Dataset entries:
• • • •

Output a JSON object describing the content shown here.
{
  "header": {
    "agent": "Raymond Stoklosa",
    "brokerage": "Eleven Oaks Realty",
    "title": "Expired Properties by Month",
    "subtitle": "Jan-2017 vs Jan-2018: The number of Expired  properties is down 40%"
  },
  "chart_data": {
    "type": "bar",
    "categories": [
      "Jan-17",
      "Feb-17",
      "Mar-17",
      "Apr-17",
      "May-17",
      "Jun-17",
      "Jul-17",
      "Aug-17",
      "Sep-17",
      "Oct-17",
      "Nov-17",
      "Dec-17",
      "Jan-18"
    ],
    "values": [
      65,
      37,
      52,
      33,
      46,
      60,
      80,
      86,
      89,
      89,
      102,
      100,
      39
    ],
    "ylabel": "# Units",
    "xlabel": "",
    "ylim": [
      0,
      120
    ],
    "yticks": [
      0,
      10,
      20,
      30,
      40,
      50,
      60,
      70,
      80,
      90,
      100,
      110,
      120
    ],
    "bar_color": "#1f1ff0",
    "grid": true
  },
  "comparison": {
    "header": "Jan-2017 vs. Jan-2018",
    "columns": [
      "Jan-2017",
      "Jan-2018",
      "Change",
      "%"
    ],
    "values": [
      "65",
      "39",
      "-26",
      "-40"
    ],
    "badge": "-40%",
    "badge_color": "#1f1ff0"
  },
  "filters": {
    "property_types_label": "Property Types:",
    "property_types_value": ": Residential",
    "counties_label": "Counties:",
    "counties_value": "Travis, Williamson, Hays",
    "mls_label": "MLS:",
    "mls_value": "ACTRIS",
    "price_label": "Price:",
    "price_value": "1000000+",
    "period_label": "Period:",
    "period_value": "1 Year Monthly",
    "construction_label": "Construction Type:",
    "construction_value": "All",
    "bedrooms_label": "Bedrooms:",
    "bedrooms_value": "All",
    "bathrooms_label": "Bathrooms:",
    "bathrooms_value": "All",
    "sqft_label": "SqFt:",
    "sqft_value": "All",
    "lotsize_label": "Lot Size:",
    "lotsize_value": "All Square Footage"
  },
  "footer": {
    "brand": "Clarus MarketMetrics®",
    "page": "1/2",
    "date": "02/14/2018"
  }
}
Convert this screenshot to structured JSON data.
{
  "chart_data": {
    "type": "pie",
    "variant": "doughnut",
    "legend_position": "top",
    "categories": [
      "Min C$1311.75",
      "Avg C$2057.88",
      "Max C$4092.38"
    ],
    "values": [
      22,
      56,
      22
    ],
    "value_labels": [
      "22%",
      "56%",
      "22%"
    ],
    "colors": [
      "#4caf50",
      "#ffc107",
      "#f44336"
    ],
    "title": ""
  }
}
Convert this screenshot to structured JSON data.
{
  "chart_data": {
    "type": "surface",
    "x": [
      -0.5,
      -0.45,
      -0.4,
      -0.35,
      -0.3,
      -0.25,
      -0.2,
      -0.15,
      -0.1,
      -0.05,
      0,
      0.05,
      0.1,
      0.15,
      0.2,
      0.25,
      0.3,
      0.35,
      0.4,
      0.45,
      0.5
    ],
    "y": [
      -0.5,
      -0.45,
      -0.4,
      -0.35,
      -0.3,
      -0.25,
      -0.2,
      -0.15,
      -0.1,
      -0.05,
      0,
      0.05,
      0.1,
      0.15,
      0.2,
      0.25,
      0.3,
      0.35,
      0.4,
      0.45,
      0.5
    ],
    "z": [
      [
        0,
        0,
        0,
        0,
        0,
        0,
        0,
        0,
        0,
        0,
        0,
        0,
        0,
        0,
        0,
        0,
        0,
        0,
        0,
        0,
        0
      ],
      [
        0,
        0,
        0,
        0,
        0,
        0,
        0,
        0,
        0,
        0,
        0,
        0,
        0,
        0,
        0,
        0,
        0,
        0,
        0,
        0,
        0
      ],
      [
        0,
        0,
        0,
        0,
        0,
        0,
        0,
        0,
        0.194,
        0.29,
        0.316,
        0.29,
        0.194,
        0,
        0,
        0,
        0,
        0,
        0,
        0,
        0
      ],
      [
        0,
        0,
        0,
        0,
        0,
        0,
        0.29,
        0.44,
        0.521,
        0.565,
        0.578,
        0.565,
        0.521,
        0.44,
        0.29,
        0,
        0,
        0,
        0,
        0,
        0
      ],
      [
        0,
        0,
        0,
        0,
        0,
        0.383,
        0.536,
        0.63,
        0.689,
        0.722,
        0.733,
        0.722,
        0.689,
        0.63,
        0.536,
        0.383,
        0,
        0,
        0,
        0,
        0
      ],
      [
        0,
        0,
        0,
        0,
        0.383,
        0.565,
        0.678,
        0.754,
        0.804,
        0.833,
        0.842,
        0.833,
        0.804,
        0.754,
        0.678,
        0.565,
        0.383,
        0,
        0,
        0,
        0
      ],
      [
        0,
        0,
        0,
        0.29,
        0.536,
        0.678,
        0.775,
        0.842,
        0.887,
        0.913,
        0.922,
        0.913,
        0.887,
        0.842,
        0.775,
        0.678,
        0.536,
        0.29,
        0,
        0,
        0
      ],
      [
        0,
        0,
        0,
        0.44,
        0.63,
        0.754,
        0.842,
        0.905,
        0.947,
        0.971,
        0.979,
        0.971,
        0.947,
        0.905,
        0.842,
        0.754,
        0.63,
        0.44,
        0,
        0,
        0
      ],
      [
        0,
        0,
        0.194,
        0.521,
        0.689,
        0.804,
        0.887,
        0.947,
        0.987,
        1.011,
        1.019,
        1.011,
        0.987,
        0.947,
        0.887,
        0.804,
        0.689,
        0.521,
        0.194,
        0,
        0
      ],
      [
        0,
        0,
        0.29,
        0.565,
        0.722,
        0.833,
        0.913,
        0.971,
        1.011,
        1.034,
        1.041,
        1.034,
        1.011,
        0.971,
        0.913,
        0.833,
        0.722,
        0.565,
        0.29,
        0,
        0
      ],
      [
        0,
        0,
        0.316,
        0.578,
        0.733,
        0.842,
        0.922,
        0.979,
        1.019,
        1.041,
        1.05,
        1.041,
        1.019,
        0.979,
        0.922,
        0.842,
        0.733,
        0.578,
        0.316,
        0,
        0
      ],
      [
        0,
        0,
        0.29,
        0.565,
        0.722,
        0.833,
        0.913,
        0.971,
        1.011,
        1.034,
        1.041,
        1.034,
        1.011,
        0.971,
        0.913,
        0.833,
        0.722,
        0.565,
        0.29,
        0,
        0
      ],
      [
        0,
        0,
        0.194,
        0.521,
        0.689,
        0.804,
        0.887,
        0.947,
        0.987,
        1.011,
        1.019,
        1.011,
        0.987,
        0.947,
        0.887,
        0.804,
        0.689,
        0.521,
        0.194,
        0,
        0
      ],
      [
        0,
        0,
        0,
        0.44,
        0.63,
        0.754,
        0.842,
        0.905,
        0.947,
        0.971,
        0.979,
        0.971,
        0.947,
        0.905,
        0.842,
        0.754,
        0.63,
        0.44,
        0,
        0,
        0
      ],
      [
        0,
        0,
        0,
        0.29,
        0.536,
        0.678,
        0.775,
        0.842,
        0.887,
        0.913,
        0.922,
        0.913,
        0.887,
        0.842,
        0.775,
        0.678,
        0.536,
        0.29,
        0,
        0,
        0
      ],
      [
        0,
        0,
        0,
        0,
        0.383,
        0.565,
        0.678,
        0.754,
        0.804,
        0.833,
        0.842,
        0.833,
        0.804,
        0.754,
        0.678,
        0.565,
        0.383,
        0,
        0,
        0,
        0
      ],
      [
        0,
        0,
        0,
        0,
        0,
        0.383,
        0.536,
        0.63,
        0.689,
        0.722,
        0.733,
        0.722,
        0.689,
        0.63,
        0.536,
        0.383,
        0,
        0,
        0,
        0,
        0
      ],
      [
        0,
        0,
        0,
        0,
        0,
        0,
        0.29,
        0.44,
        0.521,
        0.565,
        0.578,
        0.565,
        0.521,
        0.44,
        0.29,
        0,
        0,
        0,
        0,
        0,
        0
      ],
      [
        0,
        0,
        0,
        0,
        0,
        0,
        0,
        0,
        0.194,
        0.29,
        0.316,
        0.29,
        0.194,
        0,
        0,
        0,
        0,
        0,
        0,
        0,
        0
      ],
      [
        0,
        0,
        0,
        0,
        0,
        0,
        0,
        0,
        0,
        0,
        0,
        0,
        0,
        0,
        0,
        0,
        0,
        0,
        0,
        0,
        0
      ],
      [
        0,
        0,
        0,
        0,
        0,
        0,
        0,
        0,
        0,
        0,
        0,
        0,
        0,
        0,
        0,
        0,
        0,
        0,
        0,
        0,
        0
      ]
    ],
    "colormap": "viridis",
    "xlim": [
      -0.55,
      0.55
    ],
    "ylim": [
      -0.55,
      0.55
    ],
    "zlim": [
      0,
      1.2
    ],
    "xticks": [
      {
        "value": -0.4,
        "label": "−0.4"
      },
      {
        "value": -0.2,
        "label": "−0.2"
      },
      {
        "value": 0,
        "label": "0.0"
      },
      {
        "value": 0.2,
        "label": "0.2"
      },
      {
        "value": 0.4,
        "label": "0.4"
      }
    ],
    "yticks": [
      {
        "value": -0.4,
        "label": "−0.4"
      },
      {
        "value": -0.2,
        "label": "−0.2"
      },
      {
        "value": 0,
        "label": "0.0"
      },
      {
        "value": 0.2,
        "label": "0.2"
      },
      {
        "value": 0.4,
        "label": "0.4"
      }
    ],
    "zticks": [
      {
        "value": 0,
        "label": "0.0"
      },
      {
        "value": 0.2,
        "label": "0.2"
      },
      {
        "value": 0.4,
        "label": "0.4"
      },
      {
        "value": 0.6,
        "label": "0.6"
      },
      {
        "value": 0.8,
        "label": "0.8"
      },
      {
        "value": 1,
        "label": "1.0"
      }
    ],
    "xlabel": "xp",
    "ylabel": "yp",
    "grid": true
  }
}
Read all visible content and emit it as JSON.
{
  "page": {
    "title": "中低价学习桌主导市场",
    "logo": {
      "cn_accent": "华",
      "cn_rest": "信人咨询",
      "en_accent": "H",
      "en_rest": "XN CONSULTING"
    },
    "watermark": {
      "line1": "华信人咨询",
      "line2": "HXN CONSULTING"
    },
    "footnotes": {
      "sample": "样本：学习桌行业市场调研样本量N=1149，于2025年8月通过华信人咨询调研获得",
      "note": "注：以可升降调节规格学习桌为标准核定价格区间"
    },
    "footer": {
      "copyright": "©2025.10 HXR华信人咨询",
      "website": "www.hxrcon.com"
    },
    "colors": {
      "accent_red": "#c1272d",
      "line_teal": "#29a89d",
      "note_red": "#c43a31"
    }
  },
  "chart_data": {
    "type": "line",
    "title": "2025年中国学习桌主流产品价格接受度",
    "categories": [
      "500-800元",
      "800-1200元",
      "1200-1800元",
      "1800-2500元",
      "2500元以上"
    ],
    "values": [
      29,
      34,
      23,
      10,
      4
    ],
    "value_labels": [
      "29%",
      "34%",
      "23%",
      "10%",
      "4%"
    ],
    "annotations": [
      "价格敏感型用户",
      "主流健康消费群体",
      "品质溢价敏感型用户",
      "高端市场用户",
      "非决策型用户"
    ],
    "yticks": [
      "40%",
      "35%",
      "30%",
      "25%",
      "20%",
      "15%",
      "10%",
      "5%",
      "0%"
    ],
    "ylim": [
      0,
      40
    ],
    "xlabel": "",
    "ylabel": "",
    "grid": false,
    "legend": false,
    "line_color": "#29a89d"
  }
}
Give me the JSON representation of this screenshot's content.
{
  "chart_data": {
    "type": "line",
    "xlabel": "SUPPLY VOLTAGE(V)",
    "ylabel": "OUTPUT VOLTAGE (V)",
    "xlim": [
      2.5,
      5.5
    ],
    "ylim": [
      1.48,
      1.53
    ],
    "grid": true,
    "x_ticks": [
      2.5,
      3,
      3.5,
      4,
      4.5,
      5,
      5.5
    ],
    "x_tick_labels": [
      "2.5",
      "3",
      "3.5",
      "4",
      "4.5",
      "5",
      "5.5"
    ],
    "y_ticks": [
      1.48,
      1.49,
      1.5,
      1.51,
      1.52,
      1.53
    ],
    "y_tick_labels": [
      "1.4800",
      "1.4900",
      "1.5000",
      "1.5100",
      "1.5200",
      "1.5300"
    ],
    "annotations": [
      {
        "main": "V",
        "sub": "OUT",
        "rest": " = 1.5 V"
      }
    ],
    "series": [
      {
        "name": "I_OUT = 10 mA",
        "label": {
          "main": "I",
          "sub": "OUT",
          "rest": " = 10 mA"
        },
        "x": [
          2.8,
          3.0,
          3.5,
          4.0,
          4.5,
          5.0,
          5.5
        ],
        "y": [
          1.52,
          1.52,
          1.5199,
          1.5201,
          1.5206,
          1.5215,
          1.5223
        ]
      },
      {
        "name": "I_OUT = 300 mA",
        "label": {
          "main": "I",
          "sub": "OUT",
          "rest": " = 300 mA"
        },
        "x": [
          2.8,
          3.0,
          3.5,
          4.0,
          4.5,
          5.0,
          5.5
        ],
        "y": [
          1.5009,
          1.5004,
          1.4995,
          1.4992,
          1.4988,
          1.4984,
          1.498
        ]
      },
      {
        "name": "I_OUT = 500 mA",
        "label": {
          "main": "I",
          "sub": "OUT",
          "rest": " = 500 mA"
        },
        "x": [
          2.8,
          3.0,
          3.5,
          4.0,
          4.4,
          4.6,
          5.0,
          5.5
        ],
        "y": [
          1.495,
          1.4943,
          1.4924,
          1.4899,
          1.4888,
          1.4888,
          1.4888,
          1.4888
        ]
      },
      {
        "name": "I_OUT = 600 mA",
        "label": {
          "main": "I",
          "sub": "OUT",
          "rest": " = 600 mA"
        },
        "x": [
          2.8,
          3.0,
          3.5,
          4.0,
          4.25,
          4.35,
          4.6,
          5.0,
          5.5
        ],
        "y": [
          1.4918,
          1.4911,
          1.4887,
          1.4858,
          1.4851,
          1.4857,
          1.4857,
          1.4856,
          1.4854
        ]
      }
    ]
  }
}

• • • •

Exercise description: Count how many lines hold the string "xlabel" and give that number alone.

Completed task: 4